PROBLEM REQUIREMENTS: Reproduce every record below exactly as written, but leave out any pictures.
::::::::::
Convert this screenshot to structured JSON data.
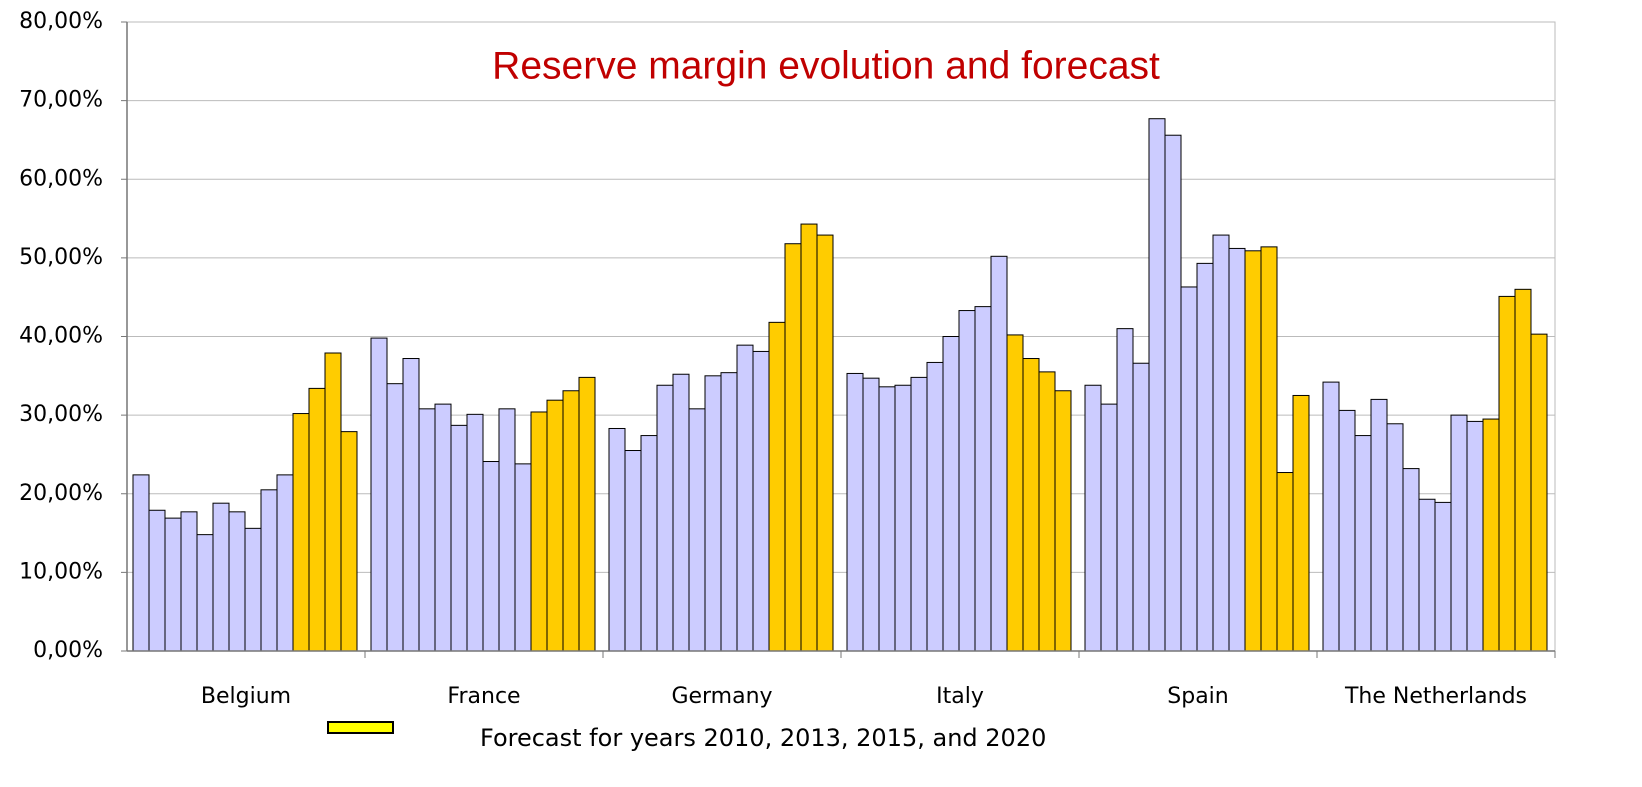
{
  "chart_data": {
    "type": "grouped_bar",
    "title": "Reserve margin evolution and forecast",
    "categories": [
      "Belgium",
      "France",
      "Germany",
      "Italy",
      "Spain",
      "The Netherlands"
    ],
    "series": [
      {
        "color": "#ccccff",
        "values": [
          [
            22.4,
            17.9,
            16.9,
            17.7,
            14.8,
            18.8,
            17.7,
            15.6,
            20.5,
            22.4
          ],
          [
            39.8,
            34.0,
            37.2,
            30.8,
            31.4,
            28.7,
            30.1,
            24.1,
            30.8,
            23.8
          ],
          [
            28.3,
            25.5,
            27.4,
            33.8,
            35.2,
            30.8,
            35.0,
            35.4,
            38.9,
            38.1
          ],
          [
            35.3,
            34.7,
            33.6,
            33.8,
            34.8,
            36.7,
            40.0,
            43.3,
            43.8,
            50.2
          ],
          [
            33.8,
            31.4,
            41.0,
            36.6,
            67.7,
            65.6,
            46.3,
            49.3,
            52.9,
            51.2
          ],
          [
            34.2,
            30.6,
            27.4,
            32.0,
            28.9,
            23.2,
            19.3,
            18.9,
            30.0,
            29.2
          ]
        ]
      },
      {
        "name": "Forecast for years 2010, 2013, 2015, and 2020",
        "color": "#ffcc00",
        "values": [
          [
            30.2,
            33.4,
            37.9,
            27.9
          ],
          [
            30.4,
            31.9,
            33.1,
            34.8
          ],
          [
            41.8,
            51.8,
            54.3,
            52.9
          ],
          [
            40.2,
            37.2,
            35.5,
            33.1
          ],
          [
            50.9,
            51.4,
            22.7,
            32.5
          ],
          [
            29.5,
            45.1,
            46.0,
            40.3
          ]
        ]
      }
    ],
    "ylim": [
      0,
      80
    ],
    "yticks": [
      {
        "value": 0,
        "label": "0,00%"
      },
      {
        "value": 10,
        "label": "10,00%"
      },
      {
        "value": 20,
        "label": "20,00%"
      },
      {
        "value": 30,
        "label": "30,00%"
      },
      {
        "value": 40,
        "label": "40,00%"
      },
      {
        "value": 50,
        "label": "50,00%"
      },
      {
        "value": 60,
        "label": "60,00%"
      },
      {
        "value": 70,
        "label": "70,00%"
      },
      {
        "value": 80,
        "label": "80,00%"
      }
    ],
    "grid": true
  }
}
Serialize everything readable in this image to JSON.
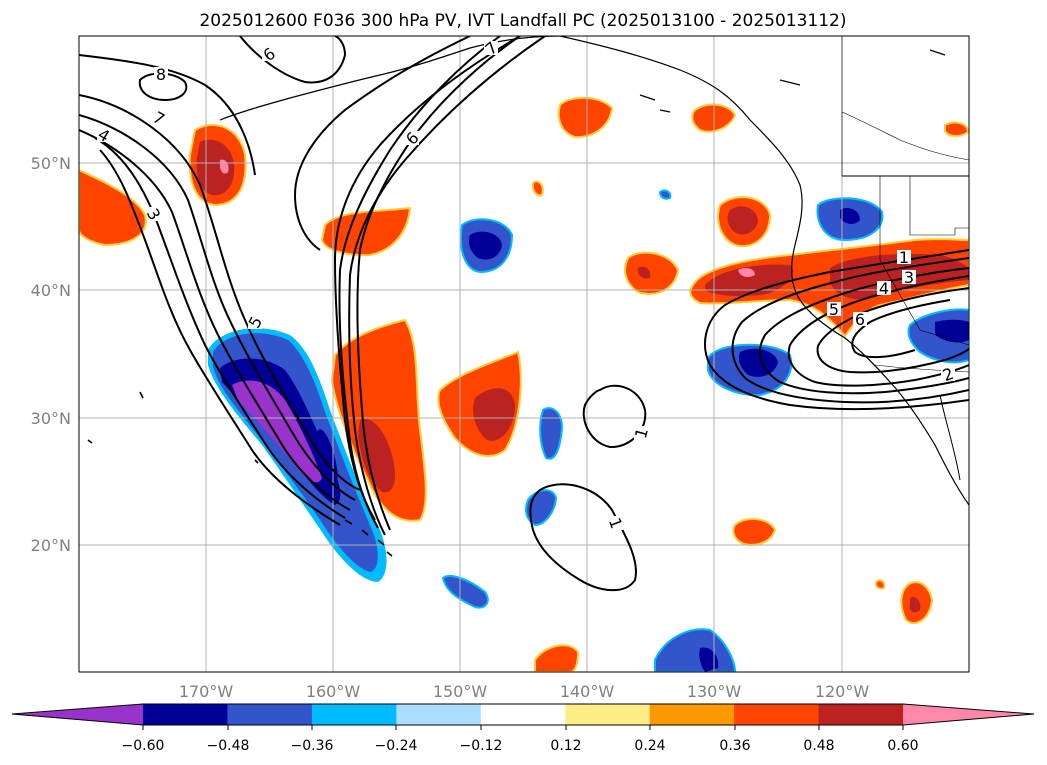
{
  "title": "2025012600 F036 300 hPa PV, IVT Landfall PC (2025013100 - 2025013112)",
  "map": {
    "lon_ticks": [
      "170°W",
      "160°W",
      "150°W",
      "140°W",
      "130°W",
      "120°W"
    ],
    "lat_ticks": [
      "50°N",
      "40°N",
      "30°N",
      "20°N"
    ],
    "grid": true
  },
  "colorbar": {
    "tick_labels": [
      "−0.60",
      "−0.48",
      "−0.36",
      "−0.24",
      "−0.12",
      "0.12",
      "0.24",
      "0.36",
      "0.48",
      "0.60"
    ],
    "colors": [
      "#9933cc",
      "#000099",
      "#3355cc",
      "#00bbff",
      "#aaddff",
      "#ffffff",
      "#ffee88",
      "#ff9900",
      "#ff4400",
      "#bb2222",
      "#ff88aa"
    ]
  },
  "contour_labels": [
    "8",
    "6",
    "7",
    "7",
    "6",
    "4",
    "3",
    "5",
    "1",
    "1",
    "1",
    "3",
    "4",
    "5",
    "6",
    "2"
  ]
}
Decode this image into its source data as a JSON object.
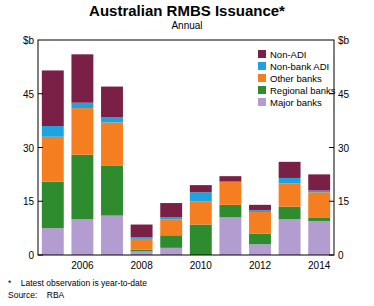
{
  "chart_data": {
    "type": "bar",
    "stacked": true,
    "title": "Australian RMBS Issuance*",
    "subtitle": "Annual",
    "y_label": "$b",
    "footnote": "*    Latest observation is year-to-date",
    "source": "Source:    RBA",
    "categories": [
      null,
      "2006",
      null,
      "2008",
      null,
      "2010",
      null,
      "2012",
      null,
      "2014"
    ],
    "series": [
      {
        "name": "Major banks",
        "color": "#b39ccf",
        "values": [
          7.5,
          10,
          11,
          1,
          2,
          0,
          10.5,
          3,
          10,
          9.5
        ]
      },
      {
        "name": "Regional banks",
        "color": "#2e8b2e",
        "values": [
          13,
          18,
          14,
          0.5,
          3.5,
          8.5,
          3.5,
          3,
          3.5,
          1
        ]
      },
      {
        "name": "Other banks",
        "color": "#f57f20",
        "values": [
          12.5,
          13,
          12,
          3,
          4.5,
          6.5,
          6.5,
          6,
          6.5,
          7
        ]
      },
      {
        "name": "Non-bank ADI",
        "color": "#1fa3e0",
        "values": [
          3,
          1.5,
          1.5,
          0.5,
          0.5,
          2.5,
          0,
          0.5,
          1.5,
          0.5
        ]
      },
      {
        "name": "Non-ADI",
        "color": "#7a1f45",
        "values": [
          15.5,
          13.5,
          8.5,
          3.5,
          4,
          2,
          1.5,
          1.5,
          4.5,
          4.5
        ]
      }
    ],
    "ylim": [
      0,
      60
    ],
    "yticks": [
      0,
      15,
      30,
      45
    ],
    "grid": false,
    "legend": "upper right"
  }
}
::::::::::
EXPECTED OUTPUT:
Convert this screenshot to structured JSON data.
{
  "chart_data": {
    "type": "grouped_bar",
    "title": "Reserve margin evolution and forecast",
    "categories": [
      "Belgium",
      "France",
      "Germany",
      "Italy",
      "Spain",
      "The Netherlands"
    ],
    "series": [
      {
        "color": "#ccccff",
        "values": [
          [
            22.4,
            17.9,
            16.9,
            17.7,
            14.8,
            18.8,
            17.7,
            15.6,
            20.5,
            22.4
          ],
          [
            39.8,
            34.0,
            37.2,
            30.8,
            31.4,
            28.7,
            30.1,
            24.1,
            30.8,
            23.8
          ],
          [
            28.3,
            25.5,
            27.4,
            33.8,
            35.2,
            30.8,
            35.0,
            35.4,
            38.9,
            38.1
          ],
          [
            35.3,
            34.7,
            33.6,
            33.8,
            34.8,
            36.7,
            40.0,
            43.3,
            43.8,
            50.2
          ],
          [
            33.8,
            31.4,
            41.0,
            36.6,
            67.7,
            65.6,
            46.3,
            49.3,
            52.9,
            51.2
          ],
          [
            34.2,
            30.6,
            27.4,
            32.0,
            28.9,
            23.2,
            19.3,
            18.9,
            30.0,
            29.2
          ]
        ]
      },
      {
        "name": "Forecast for years 2010, 2013, 2015, and 2020",
        "color": "#ffcc00",
        "values": [
          [
            30.2,
            33.4,
            37.9,
            27.9
          ],
          [
            30.4,
            31.9,
            33.1,
            34.8
          ],
          [
            41.8,
            51.8,
            54.3,
            52.9
          ],
          [
            40.2,
            37.2,
            35.5,
            33.1
          ],
          [
            50.9,
            51.4,
            22.7,
            32.5
          ],
          [
            29.5,
            45.1,
            46.0,
            40.3
          ]
        ]
      }
    ],
    "ylim": [
      0,
      80
    ],
    "yticks": [
      {
        "value": 0,
        "label": "0,00%"
      },
      {
        "value": 10,
        "label": "10,00%"
      },
      {
        "value": 20,
        "label": "20,00%"
      },
      {
        "value": 30,
        "label": "30,00%"
      },
      {
        "value": 40,
        "label": "40,00%"
      },
      {
        "value": 50,
        "label": "50,00%"
      },
      {
        "value": 60,
        "label": "60,00%"
      },
      {
        "value": 70,
        "label": "70,00%"
      },
      {
        "value": 80,
        "label": "80,00%"
      }
    ],
    "grid": true
  }
}
Serialize everything readable in this image to JSON.
{
  "title": "2025012600 F036 300 hPa PV, IVT Landfall PC (2025013100 - 2025013112)",
  "map": {
    "lon_ticks": [
      "170°W",
      "160°W",
      "150°W",
      "140°W",
      "130°W",
      "120°W"
    ],
    "lat_ticks": [
      "50°N",
      "40°N",
      "30°N",
      "20°N"
    ],
    "grid": true
  },
  "colorbar": {
    "tick_labels": [
      "−0.60",
      "−0.48",
      "−0.36",
      "−0.24",
      "−0.12",
      "0.12",
      "0.24",
      "0.36",
      "0.48",
      "0.60"
    ],
    "colors": [
      "#9933cc",
      "#000099",
      "#3355cc",
      "#00bbff",
      "#aaddff",
      "#ffffff",
      "#ffee88",
      "#ff9900",
      "#ff4400",
      "#bb2222",
      "#ff88aa"
    ]
  },
  "contour_labels": [
    "8",
    "6",
    "7",
    "7",
    "6",
    "4",
    "3",
    "5",
    "1",
    "1",
    "1",
    "3",
    "4",
    "5",
    "6",
    "2"
  ]
}
Decode this image into its source data as a JSON object.
{
  "chart_data": {
    "type": "bar",
    "stacked": true,
    "title": "Australian RMBS Issuance*",
    "subtitle": "Annual",
    "y_label": "$b",
    "footnote": "*    Latest observation is year-to-date",
    "source": "Source:    RBA",
    "categories": [
      null,
      "2006",
      null,
      "2008",
      null,
      "2010",
      null,
      "2012",
      null,
      "2014"
    ],
    "series": [
      {
        "name": "Major banks",
        "color": "#b39ccf",
        "values": [
          7.5,
          10,
          11,
          1,
          2,
          0,
          10.5,
          3,
          10,
          9.5
        ]
      },
      {
        "name": "Regional banks",
        "color": "#2e8b2e",
        "values": [
          13,
          18,
          14,
          0.5,
          3.5,
          8.5,
          3.5,
          3,
          3.5,
          1
        ]
      },
      {
        "name": "Other banks",
        "color": "#f57f20",
        "values": [
          12.5,
          13,
          12,
          3,
          4.5,
          6.5,
          6.5,
          6,
          6.5,
          7
        ]
      },
      {
        "name": "Non-bank ADI",
        "color": "#1fa3e0",
        "values": [
          3,
          1.5,
          1.5,
          0.5,
          0.5,
          2.5,
          0,
          0.5,
          1.5,
          0.5
        ]
      },
      {
        "name": "Non-ADI",
        "color": "#7a1f45",
        "values": [
          15.5,
          13.5,
          8.5,
          3.5,
          4,
          2,
          1.5,
          1.5,
          4.5,
          4.5
        ]
      }
    ],
    "ylim": [
      0,
      60
    ],
    "yticks": [
      0,
      15,
      30,
      45
    ],
    "grid": false,
    "legend": "upper right"
  }
}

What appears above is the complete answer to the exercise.